What the task asks:
Find each line with the string "text" and report it.

Material to process:
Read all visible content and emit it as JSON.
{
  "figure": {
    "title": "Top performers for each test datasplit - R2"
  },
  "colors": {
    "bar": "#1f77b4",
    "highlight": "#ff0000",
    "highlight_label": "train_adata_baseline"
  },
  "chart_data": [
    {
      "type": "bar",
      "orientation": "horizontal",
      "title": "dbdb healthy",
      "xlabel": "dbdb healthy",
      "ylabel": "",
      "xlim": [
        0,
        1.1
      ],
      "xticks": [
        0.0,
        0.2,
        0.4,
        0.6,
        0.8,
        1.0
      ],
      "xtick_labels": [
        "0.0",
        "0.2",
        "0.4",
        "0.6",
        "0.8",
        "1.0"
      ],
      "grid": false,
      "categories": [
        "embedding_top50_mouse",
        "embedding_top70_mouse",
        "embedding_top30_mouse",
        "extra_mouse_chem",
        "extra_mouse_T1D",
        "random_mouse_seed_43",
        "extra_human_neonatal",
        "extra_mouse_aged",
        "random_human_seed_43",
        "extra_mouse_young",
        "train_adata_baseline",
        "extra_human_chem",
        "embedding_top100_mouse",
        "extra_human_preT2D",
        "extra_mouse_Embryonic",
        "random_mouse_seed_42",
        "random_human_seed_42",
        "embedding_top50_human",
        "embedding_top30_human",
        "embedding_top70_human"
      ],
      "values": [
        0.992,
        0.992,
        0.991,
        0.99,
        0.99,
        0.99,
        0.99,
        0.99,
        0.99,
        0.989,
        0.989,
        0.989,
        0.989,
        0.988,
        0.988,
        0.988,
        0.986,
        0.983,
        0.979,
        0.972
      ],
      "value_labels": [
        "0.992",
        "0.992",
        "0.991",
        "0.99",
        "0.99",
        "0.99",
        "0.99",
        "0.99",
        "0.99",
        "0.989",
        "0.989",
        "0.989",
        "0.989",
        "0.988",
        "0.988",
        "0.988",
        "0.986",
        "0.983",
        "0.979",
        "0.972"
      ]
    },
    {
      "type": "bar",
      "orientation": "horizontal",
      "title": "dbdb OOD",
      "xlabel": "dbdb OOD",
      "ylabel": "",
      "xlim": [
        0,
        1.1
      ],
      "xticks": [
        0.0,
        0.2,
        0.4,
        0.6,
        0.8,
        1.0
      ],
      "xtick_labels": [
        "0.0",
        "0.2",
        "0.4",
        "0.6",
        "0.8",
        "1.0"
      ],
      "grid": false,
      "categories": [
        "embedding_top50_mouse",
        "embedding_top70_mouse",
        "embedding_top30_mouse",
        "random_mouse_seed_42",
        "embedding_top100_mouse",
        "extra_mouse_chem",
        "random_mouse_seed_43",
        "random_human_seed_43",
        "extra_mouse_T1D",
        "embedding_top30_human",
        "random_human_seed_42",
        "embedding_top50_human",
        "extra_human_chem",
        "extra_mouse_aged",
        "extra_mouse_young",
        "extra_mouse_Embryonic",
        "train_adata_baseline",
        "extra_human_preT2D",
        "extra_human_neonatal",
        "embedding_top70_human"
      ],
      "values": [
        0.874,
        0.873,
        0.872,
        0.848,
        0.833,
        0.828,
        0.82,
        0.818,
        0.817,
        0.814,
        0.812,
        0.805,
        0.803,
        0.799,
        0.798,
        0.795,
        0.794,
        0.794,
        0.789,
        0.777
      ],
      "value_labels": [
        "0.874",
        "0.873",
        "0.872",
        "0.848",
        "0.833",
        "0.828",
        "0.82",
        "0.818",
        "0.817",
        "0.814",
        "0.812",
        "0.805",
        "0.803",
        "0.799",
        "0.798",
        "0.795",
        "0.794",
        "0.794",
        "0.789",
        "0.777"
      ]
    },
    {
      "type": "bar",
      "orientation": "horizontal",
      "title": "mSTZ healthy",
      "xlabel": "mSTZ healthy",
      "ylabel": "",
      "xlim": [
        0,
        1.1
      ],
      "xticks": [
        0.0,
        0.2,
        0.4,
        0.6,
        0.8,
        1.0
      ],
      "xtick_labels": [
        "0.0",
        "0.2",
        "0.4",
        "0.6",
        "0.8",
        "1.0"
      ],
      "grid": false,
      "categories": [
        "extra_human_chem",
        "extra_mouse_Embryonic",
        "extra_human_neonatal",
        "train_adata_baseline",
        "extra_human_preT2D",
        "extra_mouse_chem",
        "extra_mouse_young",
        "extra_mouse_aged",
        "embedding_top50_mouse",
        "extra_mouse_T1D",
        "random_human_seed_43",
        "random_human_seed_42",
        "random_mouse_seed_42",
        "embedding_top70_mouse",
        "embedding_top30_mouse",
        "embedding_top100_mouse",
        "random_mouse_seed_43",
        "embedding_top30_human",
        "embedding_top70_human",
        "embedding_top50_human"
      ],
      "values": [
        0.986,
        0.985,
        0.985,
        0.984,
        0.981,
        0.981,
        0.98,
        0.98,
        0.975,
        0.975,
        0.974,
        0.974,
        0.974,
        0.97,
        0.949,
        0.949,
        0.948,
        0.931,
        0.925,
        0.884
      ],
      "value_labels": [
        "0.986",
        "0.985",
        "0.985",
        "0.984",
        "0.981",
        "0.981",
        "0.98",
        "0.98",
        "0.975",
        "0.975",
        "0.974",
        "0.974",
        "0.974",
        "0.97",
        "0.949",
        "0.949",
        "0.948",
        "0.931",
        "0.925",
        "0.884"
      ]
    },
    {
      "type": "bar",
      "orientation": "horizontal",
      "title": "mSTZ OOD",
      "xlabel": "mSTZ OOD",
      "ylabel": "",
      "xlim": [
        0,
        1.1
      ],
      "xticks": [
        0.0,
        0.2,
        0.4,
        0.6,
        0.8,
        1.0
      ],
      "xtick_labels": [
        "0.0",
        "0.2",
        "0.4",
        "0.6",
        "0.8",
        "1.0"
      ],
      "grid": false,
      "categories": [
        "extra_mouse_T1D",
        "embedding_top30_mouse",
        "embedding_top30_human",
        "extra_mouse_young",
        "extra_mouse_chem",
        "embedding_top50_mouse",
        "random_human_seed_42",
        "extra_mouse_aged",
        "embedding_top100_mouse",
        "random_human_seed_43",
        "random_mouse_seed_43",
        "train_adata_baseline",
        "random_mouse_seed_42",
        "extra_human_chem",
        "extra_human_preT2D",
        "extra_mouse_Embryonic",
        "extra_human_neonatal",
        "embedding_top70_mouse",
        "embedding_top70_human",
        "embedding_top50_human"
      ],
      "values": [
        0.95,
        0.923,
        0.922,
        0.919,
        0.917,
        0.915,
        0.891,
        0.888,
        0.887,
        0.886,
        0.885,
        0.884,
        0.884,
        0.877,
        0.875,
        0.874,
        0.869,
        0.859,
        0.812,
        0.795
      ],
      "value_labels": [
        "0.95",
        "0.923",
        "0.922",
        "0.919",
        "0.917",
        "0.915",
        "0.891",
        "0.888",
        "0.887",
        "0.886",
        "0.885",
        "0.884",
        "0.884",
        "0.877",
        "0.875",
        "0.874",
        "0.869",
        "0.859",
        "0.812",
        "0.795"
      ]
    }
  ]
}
...
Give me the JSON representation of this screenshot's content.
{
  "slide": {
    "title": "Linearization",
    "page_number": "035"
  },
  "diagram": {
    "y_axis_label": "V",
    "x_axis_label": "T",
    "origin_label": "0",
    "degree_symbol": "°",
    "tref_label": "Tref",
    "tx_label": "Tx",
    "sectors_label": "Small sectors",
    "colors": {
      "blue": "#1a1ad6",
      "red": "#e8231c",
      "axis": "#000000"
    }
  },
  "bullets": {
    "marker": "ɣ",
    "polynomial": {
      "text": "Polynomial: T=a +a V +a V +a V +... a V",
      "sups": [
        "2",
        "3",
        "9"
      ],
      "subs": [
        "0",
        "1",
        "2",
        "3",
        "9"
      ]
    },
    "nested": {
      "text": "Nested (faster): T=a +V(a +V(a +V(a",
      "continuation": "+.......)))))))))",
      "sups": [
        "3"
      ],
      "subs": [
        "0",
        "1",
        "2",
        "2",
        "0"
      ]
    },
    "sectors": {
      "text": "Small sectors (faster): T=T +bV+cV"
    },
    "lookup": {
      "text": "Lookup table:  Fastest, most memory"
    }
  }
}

The solution:
      "text": "Polynomial: T=a +a V +a V +a V +... a V",
      "text": "Nested (faster): T=a +V(a +V(a +V(a",
      "text": "Small sectors (faster): T=T +bV+cV"
      "text": "Lookup table:  Fastest, most memory"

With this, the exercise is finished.